Records provided:
· · ·

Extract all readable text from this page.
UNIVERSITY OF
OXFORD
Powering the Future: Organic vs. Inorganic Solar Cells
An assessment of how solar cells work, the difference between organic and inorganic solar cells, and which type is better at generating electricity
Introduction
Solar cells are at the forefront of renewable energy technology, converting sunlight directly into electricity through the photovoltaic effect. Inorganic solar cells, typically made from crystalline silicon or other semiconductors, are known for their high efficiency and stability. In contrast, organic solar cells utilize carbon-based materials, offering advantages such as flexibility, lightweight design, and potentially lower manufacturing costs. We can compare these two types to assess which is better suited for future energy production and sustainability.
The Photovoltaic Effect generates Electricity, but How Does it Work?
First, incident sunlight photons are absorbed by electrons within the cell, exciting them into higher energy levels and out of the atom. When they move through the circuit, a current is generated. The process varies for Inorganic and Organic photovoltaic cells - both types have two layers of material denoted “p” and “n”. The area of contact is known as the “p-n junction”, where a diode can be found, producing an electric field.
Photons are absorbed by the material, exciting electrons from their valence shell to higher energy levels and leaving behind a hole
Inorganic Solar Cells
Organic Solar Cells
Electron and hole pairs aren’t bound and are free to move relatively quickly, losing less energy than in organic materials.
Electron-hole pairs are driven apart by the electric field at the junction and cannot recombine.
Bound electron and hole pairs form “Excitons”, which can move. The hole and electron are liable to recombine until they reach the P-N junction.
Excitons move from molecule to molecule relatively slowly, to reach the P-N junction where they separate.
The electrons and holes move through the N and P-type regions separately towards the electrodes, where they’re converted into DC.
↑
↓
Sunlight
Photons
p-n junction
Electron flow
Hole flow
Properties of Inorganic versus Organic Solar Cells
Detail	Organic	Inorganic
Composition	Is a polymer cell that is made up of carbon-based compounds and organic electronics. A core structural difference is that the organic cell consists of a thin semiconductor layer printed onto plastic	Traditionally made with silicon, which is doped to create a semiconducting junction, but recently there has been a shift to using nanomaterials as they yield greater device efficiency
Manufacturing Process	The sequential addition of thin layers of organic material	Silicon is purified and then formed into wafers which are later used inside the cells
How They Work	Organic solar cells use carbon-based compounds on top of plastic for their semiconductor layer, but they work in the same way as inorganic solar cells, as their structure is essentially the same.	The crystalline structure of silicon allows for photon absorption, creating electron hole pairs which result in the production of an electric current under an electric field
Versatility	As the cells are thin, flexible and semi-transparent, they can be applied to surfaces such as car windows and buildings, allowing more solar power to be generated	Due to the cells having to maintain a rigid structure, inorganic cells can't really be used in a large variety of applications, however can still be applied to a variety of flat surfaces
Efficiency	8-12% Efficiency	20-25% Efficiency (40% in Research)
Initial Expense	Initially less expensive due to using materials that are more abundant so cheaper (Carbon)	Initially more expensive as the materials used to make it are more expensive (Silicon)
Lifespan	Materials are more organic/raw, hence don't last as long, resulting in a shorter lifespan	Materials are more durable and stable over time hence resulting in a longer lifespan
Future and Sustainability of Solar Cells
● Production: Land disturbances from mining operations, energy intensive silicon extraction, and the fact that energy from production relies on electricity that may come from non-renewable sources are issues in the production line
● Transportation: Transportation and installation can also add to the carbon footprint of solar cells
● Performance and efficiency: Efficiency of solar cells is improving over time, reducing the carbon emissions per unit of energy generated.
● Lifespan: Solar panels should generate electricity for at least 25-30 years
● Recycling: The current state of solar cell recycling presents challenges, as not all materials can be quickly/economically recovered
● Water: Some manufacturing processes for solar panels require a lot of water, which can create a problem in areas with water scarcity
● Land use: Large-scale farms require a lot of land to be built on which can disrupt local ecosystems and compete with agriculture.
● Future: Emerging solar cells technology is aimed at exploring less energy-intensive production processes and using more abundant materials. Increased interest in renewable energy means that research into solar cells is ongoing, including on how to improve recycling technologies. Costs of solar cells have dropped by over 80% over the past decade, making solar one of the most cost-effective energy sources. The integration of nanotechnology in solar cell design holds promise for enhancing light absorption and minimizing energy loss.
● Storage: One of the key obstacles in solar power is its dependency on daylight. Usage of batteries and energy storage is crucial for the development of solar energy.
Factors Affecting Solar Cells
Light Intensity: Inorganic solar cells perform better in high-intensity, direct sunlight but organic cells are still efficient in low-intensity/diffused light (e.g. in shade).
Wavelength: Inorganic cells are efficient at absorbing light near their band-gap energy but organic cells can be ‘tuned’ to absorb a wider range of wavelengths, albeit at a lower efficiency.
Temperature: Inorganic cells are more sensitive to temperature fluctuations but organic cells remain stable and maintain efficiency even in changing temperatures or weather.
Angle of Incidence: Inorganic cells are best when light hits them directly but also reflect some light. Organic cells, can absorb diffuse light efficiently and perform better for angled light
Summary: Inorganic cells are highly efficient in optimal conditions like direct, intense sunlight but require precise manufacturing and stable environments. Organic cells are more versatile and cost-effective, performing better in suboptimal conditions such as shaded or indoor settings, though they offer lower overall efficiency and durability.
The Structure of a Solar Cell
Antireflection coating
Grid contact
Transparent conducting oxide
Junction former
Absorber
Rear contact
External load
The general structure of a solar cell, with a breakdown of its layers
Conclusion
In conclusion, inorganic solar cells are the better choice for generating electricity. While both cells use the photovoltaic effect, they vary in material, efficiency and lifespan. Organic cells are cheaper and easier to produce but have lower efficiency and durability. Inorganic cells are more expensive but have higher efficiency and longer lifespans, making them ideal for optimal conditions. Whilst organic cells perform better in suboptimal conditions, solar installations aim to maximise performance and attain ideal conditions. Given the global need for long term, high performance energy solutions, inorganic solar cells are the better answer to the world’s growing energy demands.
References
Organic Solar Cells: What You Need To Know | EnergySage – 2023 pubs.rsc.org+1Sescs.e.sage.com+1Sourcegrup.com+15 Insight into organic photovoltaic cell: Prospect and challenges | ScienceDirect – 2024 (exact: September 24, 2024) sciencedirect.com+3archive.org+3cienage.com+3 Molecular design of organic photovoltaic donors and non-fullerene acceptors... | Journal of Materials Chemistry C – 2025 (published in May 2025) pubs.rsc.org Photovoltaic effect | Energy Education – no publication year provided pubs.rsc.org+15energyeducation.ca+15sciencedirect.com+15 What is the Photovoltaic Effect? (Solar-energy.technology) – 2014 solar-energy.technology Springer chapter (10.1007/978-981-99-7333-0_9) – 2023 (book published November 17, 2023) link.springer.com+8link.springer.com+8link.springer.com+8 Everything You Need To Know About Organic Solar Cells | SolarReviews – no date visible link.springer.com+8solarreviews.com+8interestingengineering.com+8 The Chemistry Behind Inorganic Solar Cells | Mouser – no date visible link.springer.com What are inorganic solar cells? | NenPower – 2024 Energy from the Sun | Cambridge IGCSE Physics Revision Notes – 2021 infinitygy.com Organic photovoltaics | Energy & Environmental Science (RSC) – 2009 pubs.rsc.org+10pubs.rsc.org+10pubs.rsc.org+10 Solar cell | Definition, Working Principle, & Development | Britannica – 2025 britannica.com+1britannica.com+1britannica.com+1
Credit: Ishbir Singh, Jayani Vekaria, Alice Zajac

· · ·

Activity: For each record above, print an exact copy.

Your solution:
Extract all readable text from this page.
UNIVERSITY OF
OXFORD
Powering the Future: Organic vs. Inorganic Solar Cells
An assessment of how solar cells work, the difference between organic and inorganic solar cells, and which type is better at generating electricity
Introduction
Solar cells are at the forefront of renewable energy technology, converting sunlight directly into electricity through the photovoltaic effect. Inorganic solar cells, typically made from crystalline silicon or other semiconductors, are known for their high efficiency and stability. In contrast, organic solar cells utilize carbon-based materials, offering advantages such as flexibility, lightweight design, and potentially lower manufacturing costs. We can compare these two types to assess which is better suited for future energy production and sustainability.
The Photovoltaic Effect generates Electricity, but How Does it Work?
First, incident sunlight photons are absorbed by electrons within the cell, exciting them into higher energy levels and out of the atom. When they move through the circuit, a current is generated. The process varies for Inorganic and Organic photovoltaic cells - both types have two layers of material denoted “p” and “n”. The area of contact is known as the “p-n junction”, where a diode can be found, producing an electric field.
Photons are absorbed by the material, exciting electrons from their valence shell to higher energy levels and leaving behind a hole
Inorganic Solar Cells
Organic Solar Cells
Electron and hole pairs aren’t bound and are free to move relatively quickly, losing less energy than in organic materials.
Electron-hole pairs are driven apart by the electric field at the junction and cannot recombine.
Bound electron and hole pairs form “Excitons”, which can move. The hole and electron are liable to recombine until they reach the P-N junction.
Excitons move from molecule to molecule relatively slowly, to reach the P-N junction where they separate.
The electrons and holes move through the N and P-type regions separately towards the electrodes, where they’re converted into DC.
↑
↓
Sunlight
Photons
p-n junction
Electron flow
Hole flow
Properties of Inorganic versus Organic Solar Cells
Detail	Organic	Inorganic
Composition	Is a polymer cell that is made up of carbon-based compounds and organic electronics. A core structural difference is that the organic cell consists of a thin semiconductor layer printed onto plastic	Traditionally made with silicon, which is doped to create a semiconducting junction, but recently there has been a shift to using nanomaterials as they yield greater device efficiency
Manufacturing Process	The sequential addition of thin layers of organic material	Silicon is purified and then formed into wafers which are later used inside the cells
How They Work	Organic solar cells use carbon-based compounds on top of plastic for their semiconductor layer, but they work in the same way as inorganic solar cells, as their structure is essentially the same.	The crystalline structure of silicon allows for photon absorption, creating electron hole pairs which result in the production of an electric current under an electric field
Versatility	As the cells are thin, flexible and semi-transparent, they can be applied to surfaces such as car windows and buildings, allowing more solar power to be generated	Due to the cells having to maintain a rigid structure, inorganic cells can't really be used in a large variety of applications, however can still be applied to a variety of flat surfaces
Efficiency	8-12% Efficiency	20-25% Efficiency (40% in Research)
Initial Expense	Initially less expensive due to using materials that are more abundant so cheaper (Carbon)	Initially more expensive as the materials used to make it are more expensive (Silicon)
Lifespan	Materials are more organic/raw, hence don't last as long, resulting in a shorter lifespan	Materials are more durable and stable over time hence resulting in a longer lifespan
Future and Sustainability of Solar Cells
● Production: Land disturbances from mining operations, energy intensive silicon extraction, and the fact that energy from production relies on electricity that may come from non-renewable sources are issues in the production line
● Transportation: Transportation and installation can also add to the carbon footprint of solar cells
● Performance and efficiency: Efficiency of solar cells is improving over time, reducing the carbon emissions per unit of energy generated.
● Lifespan: Solar panels should generate electricity for at least 25-30 years
● Recycling: The current state of solar cell recycling presents challenges, as not all materials can be quickly/economically recovered
● Water: Some manufacturing processes for solar panels require a lot of water, which can create a problem in areas with water scarcity
● Land use: Large-scale farms require a lot of land to be built on which can disrupt local ecosystems and compete with agriculture.
● Future: Emerging solar cells technology is aimed at exploring less energy-intensive production processes and using more abundant materials. Increased interest in renewable energy means that research into solar cells is ongoing, including on how to improve recycling technologies. Costs of solar cells have dropped by over 80% over the past decade, making solar one of the most cost-effective energy sources. The integration of nanotechnology in solar cell design holds promise for enhancing light absorption and minimizing energy loss.
● Storage: One of the key obstacles in solar power is its dependency on daylight. Usage of batteries and energy storage is crucial for the development of solar energy.
Factors Affecting Solar Cells
Light Intensity: Inorganic solar cells perform better in high-intensity, direct sunlight but organic cells are still efficient in low-intensity/diffused light (e.g. in shade).
Wavelength: Inorganic cells are efficient at absorbing light near their band-gap energy but organic cells can be ‘tuned’ to absorb a wider range of wavelengths, albeit at a lower efficiency.
Temperature: Inorganic cells are more sensitive to temperature fluctuations but organic cells remain stable and maintain efficiency even in changing temperatures or weather.
Angle of Incidence: Inorganic cells are best when light hits them directly but also reflect some light. Organic cells, can absorb diffuse light efficiently and perform better for angled light
Summary: Inorganic cells are highly efficient in optimal conditions like direct, intense sunlight but require precise manufacturing and stable environments. Organic cells are more versatile and cost-effective, performing better in suboptimal conditions such as shaded or indoor settings, though they offer lower overall efficiency and durability.
The Structure of a Solar Cell
Antireflection coating
Grid contact
Transparent conducting oxide
Junction former
Absorber
Rear contact
External load
The general structure of a solar cell, with a breakdown of its layers
Conclusion
In conclusion, inorganic solar cells are the better choice for generating electricity. While both cells use the photovoltaic effect, they vary in material, efficiency and lifespan. Organic cells are cheaper and easier to produce but have lower efficiency and durability. Inorganic cells are more expensive but have higher efficiency and longer lifespans, making them ideal for optimal conditions. Whilst organic cells perform better in suboptimal conditions, solar installations aim to maximise performance and attain ideal conditions. Given the global need for long term, high performance energy solutions, inorganic solar cells are the better answer to the world’s growing energy demands.
References
Organic Solar Cells: What You Need To Know | EnergySage – 2023 pubs.rsc.org+1Sescs.e.sage.com+1Sourcegrup.com+15 Insight into organic photovoltaic cell: Prospect and challenges | ScienceDirect – 2024 (exact: September 24, 2024) sciencedirect.com+3archive.org+3cienage.com+3 Molecular design of organic photovoltaic donors and non-fullerene acceptors... | Journal of Materials Chemistry C – 2025 (published in May 2025) pubs.rsc.org Photovoltaic effect | Energy Education – no publication year provided pubs.rsc.org+15energyeducation.ca+15sciencedirect.com+15 What is the Photovoltaic Effect? (Solar-energy.technology) – 2014 solar-energy.technology Springer chapter (10.1007/978-981-99-7333-0_9) – 2023 (book published November 17, 2023) link.springer.com+8link.springer.com+8link.springer.com+8 Everything You Need To Know About Organic Solar Cells | SolarReviews – no date visible link.springer.com+8solarreviews.com+8interestingengineering.com+8 The Chemistry Behind Inorganic Solar Cells | Mouser – no date visible link.springer.com What are inorganic solar cells? | NenPower – 2024 Energy from the Sun | Cambridge IGCSE Physics Revision Notes – 2021 infinitygy.com Organic photovoltaics | Energy & Environmental Science (RSC) – 2009 pubs.rsc.org+10pubs.rsc.org+10pubs.rsc.org+10 Solar cell | Definition, Working Principle, & Development | Britannica – 2025 britannica.com+1britannica.com+1britannica.com+1
Credit: Ishbir Singh, Jayani Vekaria, Alice Zajac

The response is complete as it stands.